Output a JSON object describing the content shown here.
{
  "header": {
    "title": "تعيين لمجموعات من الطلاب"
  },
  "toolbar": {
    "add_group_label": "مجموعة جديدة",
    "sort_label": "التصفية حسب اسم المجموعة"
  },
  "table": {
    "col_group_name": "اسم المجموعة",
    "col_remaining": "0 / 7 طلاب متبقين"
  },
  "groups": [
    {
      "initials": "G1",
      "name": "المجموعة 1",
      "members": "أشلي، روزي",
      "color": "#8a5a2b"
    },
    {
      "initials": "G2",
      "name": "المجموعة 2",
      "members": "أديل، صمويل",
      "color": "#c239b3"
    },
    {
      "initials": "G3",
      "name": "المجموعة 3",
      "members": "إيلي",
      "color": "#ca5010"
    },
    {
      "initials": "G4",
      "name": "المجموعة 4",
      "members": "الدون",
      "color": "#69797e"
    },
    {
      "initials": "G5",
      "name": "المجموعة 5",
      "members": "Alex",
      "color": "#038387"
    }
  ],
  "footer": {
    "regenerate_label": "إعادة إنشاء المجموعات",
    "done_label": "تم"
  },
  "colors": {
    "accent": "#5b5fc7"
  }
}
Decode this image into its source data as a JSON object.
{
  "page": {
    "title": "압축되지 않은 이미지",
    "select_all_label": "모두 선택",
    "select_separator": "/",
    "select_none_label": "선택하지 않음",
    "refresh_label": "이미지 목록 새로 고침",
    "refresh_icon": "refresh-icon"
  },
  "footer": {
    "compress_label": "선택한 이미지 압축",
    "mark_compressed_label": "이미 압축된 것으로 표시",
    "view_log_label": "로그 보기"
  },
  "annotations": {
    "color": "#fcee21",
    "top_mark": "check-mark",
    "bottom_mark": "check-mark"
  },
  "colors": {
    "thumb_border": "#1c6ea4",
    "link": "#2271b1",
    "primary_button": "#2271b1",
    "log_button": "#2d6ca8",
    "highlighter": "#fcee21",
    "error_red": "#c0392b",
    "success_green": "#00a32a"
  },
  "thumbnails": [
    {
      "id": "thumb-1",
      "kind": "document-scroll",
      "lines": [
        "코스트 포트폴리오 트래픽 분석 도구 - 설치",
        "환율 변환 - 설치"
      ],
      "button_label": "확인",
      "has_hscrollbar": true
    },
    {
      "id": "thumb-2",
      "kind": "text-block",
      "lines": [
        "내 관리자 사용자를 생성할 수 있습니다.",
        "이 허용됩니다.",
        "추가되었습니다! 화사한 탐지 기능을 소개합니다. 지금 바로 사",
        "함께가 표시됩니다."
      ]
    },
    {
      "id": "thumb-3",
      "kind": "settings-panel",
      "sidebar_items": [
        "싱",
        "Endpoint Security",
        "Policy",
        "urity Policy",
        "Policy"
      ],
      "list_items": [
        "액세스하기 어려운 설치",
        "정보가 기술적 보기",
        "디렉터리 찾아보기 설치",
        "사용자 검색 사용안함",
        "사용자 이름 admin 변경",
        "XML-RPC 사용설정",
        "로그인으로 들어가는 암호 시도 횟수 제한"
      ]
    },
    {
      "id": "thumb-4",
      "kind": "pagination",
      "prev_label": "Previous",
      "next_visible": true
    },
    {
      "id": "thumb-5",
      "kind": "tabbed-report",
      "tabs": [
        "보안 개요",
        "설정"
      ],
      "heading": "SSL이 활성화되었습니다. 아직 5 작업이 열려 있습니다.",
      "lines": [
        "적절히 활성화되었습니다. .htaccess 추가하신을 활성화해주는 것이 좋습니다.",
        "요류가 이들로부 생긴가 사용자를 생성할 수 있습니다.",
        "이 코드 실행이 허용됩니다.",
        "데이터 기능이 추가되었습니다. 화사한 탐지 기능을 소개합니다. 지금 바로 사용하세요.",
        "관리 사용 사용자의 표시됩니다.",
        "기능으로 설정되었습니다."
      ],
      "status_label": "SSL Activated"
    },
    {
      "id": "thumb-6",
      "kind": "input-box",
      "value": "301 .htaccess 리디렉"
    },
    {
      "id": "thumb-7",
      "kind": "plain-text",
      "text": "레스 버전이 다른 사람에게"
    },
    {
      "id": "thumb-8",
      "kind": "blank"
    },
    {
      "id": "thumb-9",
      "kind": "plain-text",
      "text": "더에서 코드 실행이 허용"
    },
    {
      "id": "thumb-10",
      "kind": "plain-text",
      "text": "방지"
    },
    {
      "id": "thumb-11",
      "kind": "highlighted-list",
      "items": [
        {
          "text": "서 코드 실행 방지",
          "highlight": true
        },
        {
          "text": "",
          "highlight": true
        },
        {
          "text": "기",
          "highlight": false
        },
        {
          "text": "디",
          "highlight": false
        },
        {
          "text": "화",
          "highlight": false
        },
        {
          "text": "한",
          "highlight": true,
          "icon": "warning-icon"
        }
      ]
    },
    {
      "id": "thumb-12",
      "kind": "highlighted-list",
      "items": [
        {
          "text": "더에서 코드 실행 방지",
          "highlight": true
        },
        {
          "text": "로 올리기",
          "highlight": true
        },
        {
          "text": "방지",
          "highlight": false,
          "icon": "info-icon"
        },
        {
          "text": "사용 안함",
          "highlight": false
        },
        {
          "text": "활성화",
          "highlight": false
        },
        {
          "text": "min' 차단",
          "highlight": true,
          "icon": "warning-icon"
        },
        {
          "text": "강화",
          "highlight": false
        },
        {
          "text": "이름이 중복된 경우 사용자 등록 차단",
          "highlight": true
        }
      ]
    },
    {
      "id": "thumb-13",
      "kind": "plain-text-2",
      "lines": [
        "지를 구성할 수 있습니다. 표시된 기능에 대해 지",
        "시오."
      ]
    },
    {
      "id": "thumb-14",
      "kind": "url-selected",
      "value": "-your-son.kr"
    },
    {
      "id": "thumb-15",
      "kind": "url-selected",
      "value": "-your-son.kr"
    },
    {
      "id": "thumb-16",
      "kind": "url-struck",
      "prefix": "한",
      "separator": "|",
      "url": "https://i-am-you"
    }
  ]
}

-----

» Challenge
Using the records above, copy each line that contains "object".

» Solution to this exercise
Output a JSON object describing the content shown here.
Decode this image into its source data as a JSON object.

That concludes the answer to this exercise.